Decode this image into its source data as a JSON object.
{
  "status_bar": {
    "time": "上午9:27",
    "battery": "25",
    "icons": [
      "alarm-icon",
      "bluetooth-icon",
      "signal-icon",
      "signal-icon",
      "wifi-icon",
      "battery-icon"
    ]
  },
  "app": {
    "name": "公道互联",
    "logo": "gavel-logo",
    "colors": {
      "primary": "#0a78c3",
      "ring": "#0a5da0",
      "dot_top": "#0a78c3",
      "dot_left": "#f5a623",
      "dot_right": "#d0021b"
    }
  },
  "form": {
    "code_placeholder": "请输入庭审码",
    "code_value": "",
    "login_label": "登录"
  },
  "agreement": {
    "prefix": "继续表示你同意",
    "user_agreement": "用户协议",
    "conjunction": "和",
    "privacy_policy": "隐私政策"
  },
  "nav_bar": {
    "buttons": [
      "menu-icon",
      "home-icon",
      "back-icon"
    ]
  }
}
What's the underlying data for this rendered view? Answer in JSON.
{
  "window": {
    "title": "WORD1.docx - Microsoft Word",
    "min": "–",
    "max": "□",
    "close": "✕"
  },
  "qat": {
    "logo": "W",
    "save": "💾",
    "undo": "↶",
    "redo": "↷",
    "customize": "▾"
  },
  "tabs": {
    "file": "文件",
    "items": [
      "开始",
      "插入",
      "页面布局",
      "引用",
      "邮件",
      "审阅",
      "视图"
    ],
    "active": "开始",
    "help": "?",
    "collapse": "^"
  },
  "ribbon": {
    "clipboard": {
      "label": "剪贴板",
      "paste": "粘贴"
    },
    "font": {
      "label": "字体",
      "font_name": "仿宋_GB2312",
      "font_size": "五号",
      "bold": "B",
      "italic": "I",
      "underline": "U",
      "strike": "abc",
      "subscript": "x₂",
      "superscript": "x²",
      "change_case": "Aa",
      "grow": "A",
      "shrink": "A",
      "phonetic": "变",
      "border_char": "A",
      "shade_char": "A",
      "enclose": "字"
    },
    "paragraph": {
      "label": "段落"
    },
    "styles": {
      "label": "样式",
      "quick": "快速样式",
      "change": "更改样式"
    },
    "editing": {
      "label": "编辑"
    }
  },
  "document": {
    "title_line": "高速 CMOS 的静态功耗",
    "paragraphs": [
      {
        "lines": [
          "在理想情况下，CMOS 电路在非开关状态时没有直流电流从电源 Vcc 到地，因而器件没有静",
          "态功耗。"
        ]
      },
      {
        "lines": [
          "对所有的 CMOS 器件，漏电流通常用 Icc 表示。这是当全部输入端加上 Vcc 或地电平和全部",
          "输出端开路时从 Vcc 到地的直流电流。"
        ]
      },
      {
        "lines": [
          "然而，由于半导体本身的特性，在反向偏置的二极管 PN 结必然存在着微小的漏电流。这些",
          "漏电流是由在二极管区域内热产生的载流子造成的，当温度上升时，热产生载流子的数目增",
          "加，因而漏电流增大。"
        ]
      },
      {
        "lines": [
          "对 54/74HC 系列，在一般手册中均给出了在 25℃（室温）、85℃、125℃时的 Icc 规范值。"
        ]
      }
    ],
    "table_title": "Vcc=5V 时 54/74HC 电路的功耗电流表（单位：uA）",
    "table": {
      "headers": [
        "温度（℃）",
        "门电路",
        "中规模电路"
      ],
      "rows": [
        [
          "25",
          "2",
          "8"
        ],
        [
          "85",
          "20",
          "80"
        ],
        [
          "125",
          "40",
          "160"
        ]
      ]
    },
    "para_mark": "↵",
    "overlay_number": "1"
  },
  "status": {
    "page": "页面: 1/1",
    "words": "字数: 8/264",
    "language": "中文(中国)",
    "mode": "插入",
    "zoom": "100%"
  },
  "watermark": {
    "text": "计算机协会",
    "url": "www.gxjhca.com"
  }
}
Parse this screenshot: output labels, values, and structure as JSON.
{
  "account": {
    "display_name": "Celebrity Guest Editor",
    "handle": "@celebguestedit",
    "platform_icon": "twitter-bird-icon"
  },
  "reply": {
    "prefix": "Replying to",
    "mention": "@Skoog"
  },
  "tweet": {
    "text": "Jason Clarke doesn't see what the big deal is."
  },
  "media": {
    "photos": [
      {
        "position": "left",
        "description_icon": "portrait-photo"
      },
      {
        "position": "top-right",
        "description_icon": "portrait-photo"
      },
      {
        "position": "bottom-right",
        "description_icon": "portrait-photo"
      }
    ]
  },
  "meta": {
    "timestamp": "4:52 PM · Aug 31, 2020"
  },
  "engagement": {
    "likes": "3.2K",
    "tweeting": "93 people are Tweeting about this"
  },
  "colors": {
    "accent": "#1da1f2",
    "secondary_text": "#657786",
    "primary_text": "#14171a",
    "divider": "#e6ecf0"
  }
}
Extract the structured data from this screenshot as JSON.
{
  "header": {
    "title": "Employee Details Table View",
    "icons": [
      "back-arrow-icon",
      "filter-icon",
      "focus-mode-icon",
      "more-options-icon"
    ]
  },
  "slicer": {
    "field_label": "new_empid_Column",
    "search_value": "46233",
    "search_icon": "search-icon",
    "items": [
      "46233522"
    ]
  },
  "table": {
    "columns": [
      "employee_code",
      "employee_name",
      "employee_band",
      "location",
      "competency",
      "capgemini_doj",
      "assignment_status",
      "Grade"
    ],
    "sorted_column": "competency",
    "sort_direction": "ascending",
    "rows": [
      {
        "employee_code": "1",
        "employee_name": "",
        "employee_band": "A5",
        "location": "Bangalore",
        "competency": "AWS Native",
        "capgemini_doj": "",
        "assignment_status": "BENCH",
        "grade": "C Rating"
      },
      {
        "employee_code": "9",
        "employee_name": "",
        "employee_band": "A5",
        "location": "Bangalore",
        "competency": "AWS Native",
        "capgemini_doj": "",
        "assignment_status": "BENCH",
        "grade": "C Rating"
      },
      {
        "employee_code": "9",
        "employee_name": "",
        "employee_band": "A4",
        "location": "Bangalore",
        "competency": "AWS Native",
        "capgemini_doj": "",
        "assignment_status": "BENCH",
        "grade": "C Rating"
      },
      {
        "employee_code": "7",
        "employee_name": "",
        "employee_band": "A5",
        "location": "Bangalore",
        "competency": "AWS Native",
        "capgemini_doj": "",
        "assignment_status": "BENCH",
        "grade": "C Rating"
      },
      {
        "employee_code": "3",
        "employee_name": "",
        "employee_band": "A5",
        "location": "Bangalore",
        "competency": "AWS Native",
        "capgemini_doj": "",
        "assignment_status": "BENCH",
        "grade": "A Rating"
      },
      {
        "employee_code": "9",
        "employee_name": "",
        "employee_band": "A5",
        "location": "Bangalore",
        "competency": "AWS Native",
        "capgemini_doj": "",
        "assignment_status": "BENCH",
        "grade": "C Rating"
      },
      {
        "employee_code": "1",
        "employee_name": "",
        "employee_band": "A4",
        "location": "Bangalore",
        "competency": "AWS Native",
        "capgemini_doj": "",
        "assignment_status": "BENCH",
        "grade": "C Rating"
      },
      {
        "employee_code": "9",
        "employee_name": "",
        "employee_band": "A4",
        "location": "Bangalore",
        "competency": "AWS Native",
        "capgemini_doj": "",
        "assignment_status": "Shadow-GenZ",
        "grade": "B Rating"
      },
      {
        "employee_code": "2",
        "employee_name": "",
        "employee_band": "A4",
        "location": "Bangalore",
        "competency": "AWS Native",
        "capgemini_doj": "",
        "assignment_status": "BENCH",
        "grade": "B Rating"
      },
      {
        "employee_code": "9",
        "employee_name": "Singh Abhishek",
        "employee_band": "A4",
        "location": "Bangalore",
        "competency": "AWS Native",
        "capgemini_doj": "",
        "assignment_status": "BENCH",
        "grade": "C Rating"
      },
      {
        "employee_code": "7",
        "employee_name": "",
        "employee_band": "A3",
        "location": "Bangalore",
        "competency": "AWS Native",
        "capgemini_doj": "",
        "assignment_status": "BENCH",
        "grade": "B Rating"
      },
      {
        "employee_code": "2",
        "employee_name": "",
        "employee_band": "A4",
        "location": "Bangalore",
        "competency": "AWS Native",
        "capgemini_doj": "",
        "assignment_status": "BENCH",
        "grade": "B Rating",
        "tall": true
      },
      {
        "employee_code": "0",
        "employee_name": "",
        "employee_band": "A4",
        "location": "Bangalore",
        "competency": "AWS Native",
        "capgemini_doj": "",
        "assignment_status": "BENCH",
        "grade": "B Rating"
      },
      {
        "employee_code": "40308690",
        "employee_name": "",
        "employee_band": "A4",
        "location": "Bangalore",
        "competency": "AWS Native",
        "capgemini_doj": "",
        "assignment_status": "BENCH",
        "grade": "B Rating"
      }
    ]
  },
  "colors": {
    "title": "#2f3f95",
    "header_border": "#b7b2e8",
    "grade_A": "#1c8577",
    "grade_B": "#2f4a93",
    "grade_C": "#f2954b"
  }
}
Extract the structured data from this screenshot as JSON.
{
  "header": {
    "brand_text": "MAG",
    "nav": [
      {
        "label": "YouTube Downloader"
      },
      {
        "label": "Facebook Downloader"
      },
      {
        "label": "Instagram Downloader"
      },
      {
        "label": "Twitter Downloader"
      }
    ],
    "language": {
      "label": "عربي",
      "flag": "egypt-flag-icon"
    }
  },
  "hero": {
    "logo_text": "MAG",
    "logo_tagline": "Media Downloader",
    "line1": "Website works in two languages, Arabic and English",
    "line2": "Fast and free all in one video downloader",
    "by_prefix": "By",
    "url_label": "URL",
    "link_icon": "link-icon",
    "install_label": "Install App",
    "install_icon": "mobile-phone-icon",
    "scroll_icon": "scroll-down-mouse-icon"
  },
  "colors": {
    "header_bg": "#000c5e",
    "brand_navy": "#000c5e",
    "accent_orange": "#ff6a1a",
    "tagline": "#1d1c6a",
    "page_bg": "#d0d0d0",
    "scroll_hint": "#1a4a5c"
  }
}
____
Pick out the lines containing the word "data" and show them.

--- Solution below ---
Decode this image into its source data as a JSON object.
What's the underlying data for this rendered view? Answer in JSON.
Extract the structured data from this screenshot as JSON.
Extract the structured data from this screenshot as JSON.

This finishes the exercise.